* _Exercise description_:
Determine the count of lines holding the string "true". Return only the number.

— start —

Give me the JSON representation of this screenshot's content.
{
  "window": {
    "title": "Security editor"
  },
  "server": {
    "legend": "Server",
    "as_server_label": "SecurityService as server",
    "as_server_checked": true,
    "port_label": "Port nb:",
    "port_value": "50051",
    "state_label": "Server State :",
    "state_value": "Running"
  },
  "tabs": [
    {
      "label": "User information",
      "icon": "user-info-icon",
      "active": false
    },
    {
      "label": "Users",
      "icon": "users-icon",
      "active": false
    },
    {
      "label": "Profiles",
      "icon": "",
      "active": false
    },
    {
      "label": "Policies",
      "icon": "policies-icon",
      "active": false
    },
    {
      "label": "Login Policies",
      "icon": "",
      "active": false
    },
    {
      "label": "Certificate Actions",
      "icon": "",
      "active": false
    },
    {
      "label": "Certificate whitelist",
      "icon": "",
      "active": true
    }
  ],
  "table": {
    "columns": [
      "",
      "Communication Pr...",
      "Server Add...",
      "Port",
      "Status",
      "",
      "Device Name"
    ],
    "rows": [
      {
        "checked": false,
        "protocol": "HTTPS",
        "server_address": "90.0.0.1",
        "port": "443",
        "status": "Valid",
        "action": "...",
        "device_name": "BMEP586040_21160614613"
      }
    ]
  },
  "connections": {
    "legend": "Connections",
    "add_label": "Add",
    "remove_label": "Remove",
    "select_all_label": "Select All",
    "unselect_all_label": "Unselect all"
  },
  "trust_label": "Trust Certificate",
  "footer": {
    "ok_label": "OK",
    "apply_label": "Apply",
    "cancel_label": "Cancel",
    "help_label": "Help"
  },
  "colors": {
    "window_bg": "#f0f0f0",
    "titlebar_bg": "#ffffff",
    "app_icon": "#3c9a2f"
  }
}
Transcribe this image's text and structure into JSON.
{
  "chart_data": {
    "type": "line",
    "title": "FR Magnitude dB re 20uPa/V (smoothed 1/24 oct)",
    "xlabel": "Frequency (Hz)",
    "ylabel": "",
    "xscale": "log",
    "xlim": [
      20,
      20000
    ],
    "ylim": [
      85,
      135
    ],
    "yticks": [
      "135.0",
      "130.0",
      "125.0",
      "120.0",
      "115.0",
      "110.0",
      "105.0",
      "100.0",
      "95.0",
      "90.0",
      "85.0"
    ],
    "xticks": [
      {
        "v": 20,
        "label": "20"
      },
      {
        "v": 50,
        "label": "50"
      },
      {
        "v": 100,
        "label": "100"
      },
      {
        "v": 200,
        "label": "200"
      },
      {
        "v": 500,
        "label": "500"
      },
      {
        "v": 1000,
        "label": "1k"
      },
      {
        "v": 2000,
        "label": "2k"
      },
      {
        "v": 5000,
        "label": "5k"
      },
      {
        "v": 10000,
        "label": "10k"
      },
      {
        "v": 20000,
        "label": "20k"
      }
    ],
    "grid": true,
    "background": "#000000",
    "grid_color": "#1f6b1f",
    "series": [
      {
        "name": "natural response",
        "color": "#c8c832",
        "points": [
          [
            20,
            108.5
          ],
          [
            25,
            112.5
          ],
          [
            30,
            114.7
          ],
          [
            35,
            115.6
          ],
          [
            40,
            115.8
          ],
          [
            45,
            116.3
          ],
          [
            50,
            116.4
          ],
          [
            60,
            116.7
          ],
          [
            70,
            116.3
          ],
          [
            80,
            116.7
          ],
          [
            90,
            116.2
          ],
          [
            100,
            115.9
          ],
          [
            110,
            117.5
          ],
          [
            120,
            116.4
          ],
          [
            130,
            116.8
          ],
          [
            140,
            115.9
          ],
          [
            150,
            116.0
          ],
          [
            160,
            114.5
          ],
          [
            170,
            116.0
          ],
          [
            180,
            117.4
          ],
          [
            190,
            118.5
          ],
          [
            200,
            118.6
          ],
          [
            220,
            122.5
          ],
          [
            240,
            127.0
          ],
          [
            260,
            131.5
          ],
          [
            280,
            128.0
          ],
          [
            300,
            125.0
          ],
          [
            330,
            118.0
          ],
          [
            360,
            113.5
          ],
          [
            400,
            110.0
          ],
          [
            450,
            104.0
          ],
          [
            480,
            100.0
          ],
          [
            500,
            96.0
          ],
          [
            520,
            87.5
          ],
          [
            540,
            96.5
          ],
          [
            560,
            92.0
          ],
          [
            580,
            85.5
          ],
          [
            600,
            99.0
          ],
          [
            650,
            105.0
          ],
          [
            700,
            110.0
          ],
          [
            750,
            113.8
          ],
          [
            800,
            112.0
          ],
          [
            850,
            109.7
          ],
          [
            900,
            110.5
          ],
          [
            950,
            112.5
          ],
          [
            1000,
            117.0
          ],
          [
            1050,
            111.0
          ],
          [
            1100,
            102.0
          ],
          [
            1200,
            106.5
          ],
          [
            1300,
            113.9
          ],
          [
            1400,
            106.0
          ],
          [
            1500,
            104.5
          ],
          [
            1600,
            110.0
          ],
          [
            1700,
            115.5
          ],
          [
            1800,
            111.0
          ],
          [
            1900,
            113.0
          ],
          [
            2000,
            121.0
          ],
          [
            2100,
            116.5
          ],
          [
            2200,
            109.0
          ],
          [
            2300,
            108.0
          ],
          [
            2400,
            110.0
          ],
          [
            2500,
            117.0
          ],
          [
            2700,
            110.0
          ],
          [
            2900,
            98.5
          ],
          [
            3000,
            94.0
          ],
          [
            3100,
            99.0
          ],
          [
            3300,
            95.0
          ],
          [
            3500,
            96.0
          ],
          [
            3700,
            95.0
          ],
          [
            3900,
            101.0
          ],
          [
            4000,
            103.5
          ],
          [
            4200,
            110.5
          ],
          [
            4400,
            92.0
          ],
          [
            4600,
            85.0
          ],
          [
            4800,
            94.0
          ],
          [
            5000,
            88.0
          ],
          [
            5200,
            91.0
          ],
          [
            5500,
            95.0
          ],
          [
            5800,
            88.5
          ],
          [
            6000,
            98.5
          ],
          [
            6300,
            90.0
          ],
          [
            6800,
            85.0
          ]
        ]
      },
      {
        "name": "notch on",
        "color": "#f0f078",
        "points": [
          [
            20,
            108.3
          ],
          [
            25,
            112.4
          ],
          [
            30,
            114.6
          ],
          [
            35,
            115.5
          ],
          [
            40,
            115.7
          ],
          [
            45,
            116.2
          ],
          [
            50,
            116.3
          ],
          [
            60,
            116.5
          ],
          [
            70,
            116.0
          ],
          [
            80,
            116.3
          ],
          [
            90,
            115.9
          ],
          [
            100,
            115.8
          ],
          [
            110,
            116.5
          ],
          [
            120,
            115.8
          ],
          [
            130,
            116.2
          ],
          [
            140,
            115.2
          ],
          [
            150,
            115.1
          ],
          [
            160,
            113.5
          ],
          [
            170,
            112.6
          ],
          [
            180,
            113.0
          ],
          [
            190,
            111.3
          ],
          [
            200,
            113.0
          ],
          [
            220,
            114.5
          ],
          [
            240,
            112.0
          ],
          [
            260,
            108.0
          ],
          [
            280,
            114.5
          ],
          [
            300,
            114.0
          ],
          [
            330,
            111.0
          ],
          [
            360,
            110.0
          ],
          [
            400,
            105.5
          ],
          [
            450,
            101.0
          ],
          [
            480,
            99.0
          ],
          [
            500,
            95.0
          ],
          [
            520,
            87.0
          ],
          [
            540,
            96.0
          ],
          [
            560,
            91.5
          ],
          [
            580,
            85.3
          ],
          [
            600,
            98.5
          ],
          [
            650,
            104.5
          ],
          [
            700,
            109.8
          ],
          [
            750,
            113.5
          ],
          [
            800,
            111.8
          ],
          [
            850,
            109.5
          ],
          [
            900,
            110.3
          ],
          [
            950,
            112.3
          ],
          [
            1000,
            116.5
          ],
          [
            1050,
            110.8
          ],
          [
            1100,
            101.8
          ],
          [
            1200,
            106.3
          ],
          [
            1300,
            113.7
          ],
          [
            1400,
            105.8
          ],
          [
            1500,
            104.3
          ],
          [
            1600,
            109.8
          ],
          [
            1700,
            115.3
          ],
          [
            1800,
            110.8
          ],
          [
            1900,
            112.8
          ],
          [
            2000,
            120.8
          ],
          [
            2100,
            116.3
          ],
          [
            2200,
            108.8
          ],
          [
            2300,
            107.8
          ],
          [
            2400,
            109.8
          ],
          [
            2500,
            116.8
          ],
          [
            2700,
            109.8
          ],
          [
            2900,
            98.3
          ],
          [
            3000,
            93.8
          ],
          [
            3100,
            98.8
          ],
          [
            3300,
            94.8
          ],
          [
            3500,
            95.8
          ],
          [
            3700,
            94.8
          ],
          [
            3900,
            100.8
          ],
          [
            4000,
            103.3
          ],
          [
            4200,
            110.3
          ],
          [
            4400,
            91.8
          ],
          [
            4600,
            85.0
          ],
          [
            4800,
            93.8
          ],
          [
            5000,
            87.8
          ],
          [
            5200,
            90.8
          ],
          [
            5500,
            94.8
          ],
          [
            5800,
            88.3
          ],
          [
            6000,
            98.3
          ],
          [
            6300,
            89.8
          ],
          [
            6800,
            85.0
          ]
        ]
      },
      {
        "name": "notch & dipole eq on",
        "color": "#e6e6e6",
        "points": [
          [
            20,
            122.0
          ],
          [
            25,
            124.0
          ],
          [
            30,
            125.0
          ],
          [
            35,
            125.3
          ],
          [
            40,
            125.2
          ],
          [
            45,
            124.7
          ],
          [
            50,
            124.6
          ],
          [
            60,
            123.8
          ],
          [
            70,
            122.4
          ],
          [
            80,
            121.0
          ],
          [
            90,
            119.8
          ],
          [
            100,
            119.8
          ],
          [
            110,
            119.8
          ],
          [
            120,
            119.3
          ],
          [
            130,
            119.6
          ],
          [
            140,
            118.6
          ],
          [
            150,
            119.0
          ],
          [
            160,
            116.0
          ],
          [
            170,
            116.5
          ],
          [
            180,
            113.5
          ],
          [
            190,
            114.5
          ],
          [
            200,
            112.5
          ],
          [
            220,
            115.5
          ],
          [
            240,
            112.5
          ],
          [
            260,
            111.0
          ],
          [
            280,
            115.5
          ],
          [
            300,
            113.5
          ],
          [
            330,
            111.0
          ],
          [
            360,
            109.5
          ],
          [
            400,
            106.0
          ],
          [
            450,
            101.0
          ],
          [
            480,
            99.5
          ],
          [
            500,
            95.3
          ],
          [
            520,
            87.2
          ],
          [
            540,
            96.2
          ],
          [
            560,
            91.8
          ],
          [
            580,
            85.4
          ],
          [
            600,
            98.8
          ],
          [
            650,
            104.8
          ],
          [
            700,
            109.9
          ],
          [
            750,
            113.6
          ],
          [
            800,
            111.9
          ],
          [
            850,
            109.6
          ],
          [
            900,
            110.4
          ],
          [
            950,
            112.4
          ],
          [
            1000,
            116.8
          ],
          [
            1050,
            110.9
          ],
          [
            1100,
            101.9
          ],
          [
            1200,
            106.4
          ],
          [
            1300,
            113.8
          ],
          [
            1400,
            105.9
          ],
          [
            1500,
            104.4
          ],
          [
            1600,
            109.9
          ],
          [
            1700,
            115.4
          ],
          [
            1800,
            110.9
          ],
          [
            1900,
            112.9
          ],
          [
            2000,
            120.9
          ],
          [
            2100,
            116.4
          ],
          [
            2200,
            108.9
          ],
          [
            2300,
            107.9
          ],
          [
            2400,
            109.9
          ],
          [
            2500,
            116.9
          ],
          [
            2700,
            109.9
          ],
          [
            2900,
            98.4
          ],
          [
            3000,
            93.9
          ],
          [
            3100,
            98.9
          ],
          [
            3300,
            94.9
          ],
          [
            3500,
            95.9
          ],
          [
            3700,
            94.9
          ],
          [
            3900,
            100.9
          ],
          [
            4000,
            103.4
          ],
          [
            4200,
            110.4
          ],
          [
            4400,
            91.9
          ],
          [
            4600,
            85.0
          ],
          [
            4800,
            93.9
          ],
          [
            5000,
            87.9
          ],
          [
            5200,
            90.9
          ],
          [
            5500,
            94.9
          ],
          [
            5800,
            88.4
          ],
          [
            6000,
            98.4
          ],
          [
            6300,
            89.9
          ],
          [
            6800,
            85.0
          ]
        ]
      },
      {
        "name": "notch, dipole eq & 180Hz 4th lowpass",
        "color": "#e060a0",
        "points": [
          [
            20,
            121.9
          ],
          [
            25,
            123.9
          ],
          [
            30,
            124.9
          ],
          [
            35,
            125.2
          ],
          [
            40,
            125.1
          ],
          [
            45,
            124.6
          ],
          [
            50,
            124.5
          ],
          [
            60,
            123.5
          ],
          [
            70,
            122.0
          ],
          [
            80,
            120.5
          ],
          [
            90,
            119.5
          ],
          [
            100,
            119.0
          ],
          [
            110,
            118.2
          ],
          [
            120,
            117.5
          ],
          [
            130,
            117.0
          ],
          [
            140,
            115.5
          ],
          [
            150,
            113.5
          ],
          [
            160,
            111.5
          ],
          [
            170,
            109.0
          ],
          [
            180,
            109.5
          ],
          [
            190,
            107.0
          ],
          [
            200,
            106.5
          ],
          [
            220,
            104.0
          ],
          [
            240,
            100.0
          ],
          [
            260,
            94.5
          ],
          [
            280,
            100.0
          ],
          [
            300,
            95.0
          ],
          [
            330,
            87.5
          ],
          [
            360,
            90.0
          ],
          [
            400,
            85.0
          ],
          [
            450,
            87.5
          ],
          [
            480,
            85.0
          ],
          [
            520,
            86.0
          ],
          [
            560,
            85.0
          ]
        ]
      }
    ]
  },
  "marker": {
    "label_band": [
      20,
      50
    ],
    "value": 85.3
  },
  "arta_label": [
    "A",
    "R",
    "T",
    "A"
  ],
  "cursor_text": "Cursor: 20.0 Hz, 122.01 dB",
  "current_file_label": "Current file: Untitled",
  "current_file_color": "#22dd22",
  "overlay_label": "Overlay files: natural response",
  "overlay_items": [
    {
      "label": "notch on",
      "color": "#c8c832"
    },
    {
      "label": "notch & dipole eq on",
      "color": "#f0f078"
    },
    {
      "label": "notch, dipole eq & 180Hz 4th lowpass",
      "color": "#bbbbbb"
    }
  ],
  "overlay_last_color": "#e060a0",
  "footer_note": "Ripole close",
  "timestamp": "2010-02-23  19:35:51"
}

— end —
— start —

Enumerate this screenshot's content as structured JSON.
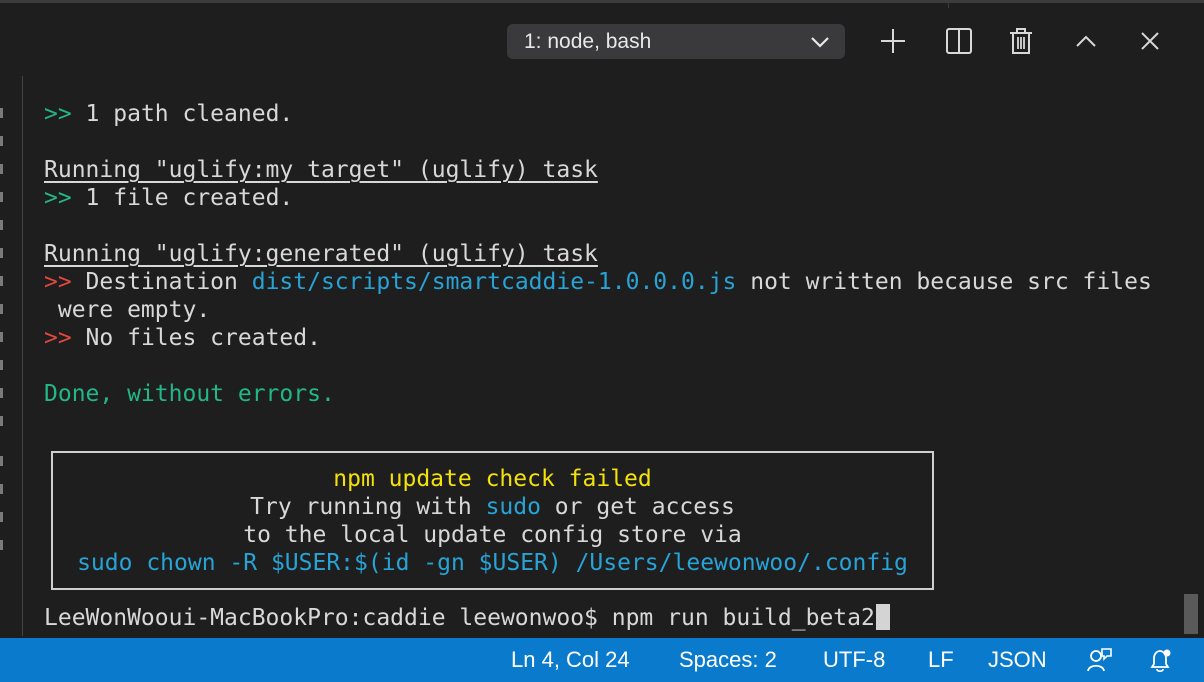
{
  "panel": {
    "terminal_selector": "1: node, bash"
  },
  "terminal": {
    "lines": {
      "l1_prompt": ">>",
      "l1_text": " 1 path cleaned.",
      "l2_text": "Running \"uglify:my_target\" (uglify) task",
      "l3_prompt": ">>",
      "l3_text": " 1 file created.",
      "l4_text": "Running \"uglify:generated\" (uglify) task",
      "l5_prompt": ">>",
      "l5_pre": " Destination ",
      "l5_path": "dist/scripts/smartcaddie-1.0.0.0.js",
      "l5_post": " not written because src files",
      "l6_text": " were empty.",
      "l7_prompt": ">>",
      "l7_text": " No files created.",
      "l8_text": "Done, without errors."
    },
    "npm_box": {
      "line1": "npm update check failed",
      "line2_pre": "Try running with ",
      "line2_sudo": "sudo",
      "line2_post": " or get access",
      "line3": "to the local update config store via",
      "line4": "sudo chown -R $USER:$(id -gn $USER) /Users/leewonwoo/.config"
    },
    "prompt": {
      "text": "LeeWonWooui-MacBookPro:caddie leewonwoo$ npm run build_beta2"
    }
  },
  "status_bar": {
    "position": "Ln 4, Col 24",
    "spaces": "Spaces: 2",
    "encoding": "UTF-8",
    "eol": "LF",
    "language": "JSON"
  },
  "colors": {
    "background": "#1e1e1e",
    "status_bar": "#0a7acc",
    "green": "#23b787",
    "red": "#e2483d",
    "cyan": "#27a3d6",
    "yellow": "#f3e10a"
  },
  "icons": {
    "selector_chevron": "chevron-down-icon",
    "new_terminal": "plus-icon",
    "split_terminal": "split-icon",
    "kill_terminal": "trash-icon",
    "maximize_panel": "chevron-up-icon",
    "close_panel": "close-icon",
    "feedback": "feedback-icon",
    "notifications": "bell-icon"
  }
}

— end —
— start —

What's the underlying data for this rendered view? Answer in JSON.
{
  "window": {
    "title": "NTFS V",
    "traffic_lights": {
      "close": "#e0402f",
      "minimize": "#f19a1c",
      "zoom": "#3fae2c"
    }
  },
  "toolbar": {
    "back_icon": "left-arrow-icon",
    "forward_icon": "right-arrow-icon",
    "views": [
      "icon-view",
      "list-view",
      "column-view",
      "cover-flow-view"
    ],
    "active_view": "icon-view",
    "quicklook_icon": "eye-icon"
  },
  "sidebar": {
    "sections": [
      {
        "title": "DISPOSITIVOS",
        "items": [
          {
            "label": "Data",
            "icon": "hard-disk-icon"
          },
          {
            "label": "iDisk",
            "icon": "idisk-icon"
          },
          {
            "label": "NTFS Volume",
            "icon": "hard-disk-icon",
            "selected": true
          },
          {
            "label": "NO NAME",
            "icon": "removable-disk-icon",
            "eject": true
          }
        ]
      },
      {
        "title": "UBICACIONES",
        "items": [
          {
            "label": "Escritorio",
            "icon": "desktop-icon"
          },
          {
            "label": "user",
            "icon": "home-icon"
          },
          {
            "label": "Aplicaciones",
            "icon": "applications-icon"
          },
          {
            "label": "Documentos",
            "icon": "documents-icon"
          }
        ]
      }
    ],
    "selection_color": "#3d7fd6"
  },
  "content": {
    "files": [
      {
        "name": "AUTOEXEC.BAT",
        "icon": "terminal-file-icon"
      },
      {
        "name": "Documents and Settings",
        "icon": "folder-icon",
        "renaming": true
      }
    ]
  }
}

— end —

* _Exercise output_:
6